The problem
Go through the material and write it all out exactly, minus the pictures.

Exercise input
--- START ---

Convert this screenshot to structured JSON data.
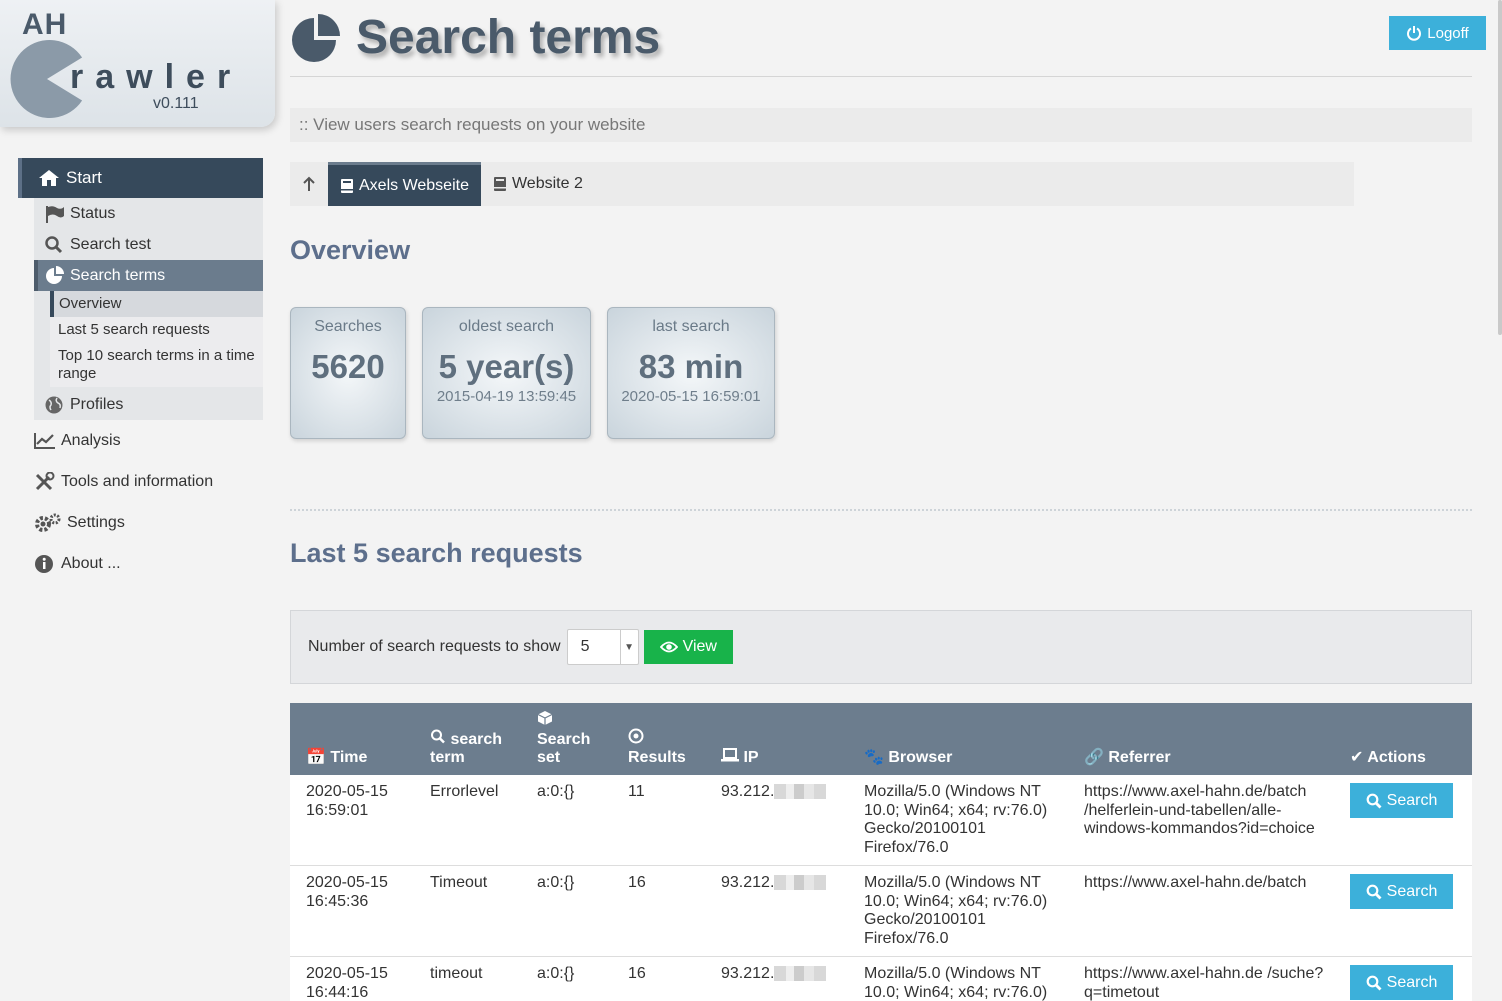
{
  "logo": {
    "ah": "AH",
    "crawler": "rawler",
    "version": "v0.111"
  },
  "nav": {
    "start": "Start",
    "sub": [
      {
        "label": "Status",
        "icon": "flag-icon"
      },
      {
        "label": "Search test",
        "icon": "search-icon"
      },
      {
        "label": "Search terms",
        "icon": "pie-chart-icon"
      }
    ],
    "subsub": [
      "Overview",
      "Last 5 search requests",
      "Top 10 search terms in a time range"
    ],
    "profiles": "Profiles",
    "top": [
      {
        "label": "Analysis",
        "icon": "chart-line-icon"
      },
      {
        "label": "Tools and information",
        "icon": "tools-icon"
      },
      {
        "label": "Settings",
        "icon": "gears-icon"
      },
      {
        "label": "About ...",
        "icon": "info-icon"
      }
    ]
  },
  "header": {
    "title": "Search terms",
    "logoff": "Logoff",
    "subtitle": ":: View users search requests on your website"
  },
  "tabs": [
    "Axels Webseite",
    "Website 2"
  ],
  "overview": {
    "heading": "Overview",
    "tiles": [
      {
        "label": "Searches",
        "value": "5620",
        "sub": ""
      },
      {
        "label": "oldest search",
        "value": "5 year(s)",
        "sub": "2015-04-19 13:59:45"
      },
      {
        "label": "last search",
        "value": "83 min",
        "sub": "2020-05-15 16:59:01"
      }
    ]
  },
  "last": {
    "heading_pre": "Last ",
    "heading_num": "5",
    "heading_post": " search requests",
    "form_label": "Number of search requests to show",
    "select_value": "5",
    "view_button": "View"
  },
  "table": {
    "headers": [
      "Time",
      "search term",
      "Search set",
      "Results",
      "IP",
      "Browser",
      "Referrer",
      "Actions"
    ],
    "rows": [
      {
        "time": "2020-05-15 16:59:01",
        "term": "Errorlevel",
        "set": "a:0:{}",
        "results": "11",
        "ip": "93.212.",
        "browser": "Mozilla/5.0 (Windows NT 10.0; Win64; x64; rv:76.0) Gecko/20100101 Firefox/76.0",
        "referrer": "https://www.axel-hahn.de/batch /helferlein-und-tabellen/alle-windows-kommandos?id=choice",
        "action": "Search"
      },
      {
        "time": "2020-05-15 16:45:36",
        "term": "Timeout",
        "set": "a:0:{}",
        "results": "16",
        "ip": "93.212.",
        "browser": "Mozilla/5.0 (Windows NT 10.0; Win64; x64; rv:76.0) Gecko/20100101 Firefox/76.0",
        "referrer": "https://www.axel-hahn.de/batch",
        "action": "Search"
      },
      {
        "time": "2020-05-15 16:44:16",
        "term": "timeout",
        "set": "a:0:{}",
        "results": "16",
        "ip": "93.212.",
        "browser": "Mozilla/5.0 (Windows NT 10.0; Win64; x64; rv:76.0)",
        "referrer": "https://www.axel-hahn.de /suche?q=timetout",
        "action": "Search"
      }
    ]
  },
  "colors": {
    "nav_dark": "#36495b",
    "accent_blue": "#3cb0da",
    "green": "#18b34a",
    "table_header": "#6c7d8e"
  }
}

--- END ---

Correct result
Convert this screenshot to structured JSON data.
{
  "logo": {
    "ah": "AH",
    "crawler": "rawler",
    "version": "v0.111"
  },
  "nav": {
    "start": "Start",
    "sub": [
      {
        "label": "Status",
        "icon": "flag-icon"
      },
      {
        "label": "Search test",
        "icon": "search-icon"
      },
      {
        "label": "Search terms",
        "icon": "pie-chart-icon"
      }
    ],
    "subsub": [
      "Overview",
      "Last 5 search requests",
      "Top 10 search terms in a time range"
    ],
    "profiles": "Profiles",
    "top": [
      {
        "label": "Analysis",
        "icon": "chart-line-icon"
      },
      {
        "label": "Tools and information",
        "icon": "tools-icon"
      },
      {
        "label": "Settings",
        "icon": "gears-icon"
      },
      {
        "label": "About ...",
        "icon": "info-icon"
      }
    ]
  },
  "header": {
    "title": "Search terms",
    "logoff": "Logoff",
    "subtitle": ":: View users search requests on your website"
  },
  "tabs": [
    "Axels Webseite",
    "Website 2"
  ],
  "overview": {
    "heading": "Overview",
    "tiles": [
      {
        "label": "Searches",
        "value": "5620",
        "sub": ""
      },
      {
        "label": "oldest search",
        "value": "5 year(s)",
        "sub": "2015-04-19 13:59:45"
      },
      {
        "label": "last search",
        "value": "83 min",
        "sub": "2020-05-15 16:59:01"
      }
    ]
  },
  "last": {
    "heading_pre": "Last ",
    "heading_num": "5",
    "heading_post": " search requests",
    "form_label": "Number of search requests to show",
    "select_value": "5",
    "view_button": "View"
  },
  "table": {
    "headers": [
      "Time",
      "search term",
      "Search set",
      "Results",
      "IP",
      "Browser",
      "Referrer",
      "Actions"
    ],
    "rows": [
      {
        "time": "2020-05-15 16:59:01",
        "term": "Errorlevel",
        "set": "a:0:{}",
        "results": "11",
        "ip": "93.212.",
        "browser": "Mozilla/5.0 (Windows NT 10.0; Win64; x64; rv:76.0) Gecko/20100101 Firefox/76.0",
        "referrer": "https://www.axel-hahn.de/batch /helferlein-und-tabellen/alle-windows-kommandos?id=choice",
        "action": "Search"
      },
      {
        "time": "2020-05-15 16:45:36",
        "term": "Timeout",
        "set": "a:0:{}",
        "results": "16",
        "ip": "93.212.",
        "browser": "Mozilla/5.0 (Windows NT 10.0; Win64; x64; rv:76.0) Gecko/20100101 Firefox/76.0",
        "referrer": "https://www.axel-hahn.de/batch",
        "action": "Search"
      },
      {
        "time": "2020-05-15 16:44:16",
        "term": "timeout",
        "set": "a:0:{}",
        "results": "16",
        "ip": "93.212.",
        "browser": "Mozilla/5.0 (Windows NT 10.0; Win64; x64; rv:76.0)",
        "referrer": "https://www.axel-hahn.de /suche?q=timetout",
        "action": "Search"
      }
    ]
  },
  "colors": {
    "nav_dark": "#36495b",
    "accent_blue": "#3cb0da",
    "green": "#18b34a",
    "table_header": "#6c7d8e"
  }
}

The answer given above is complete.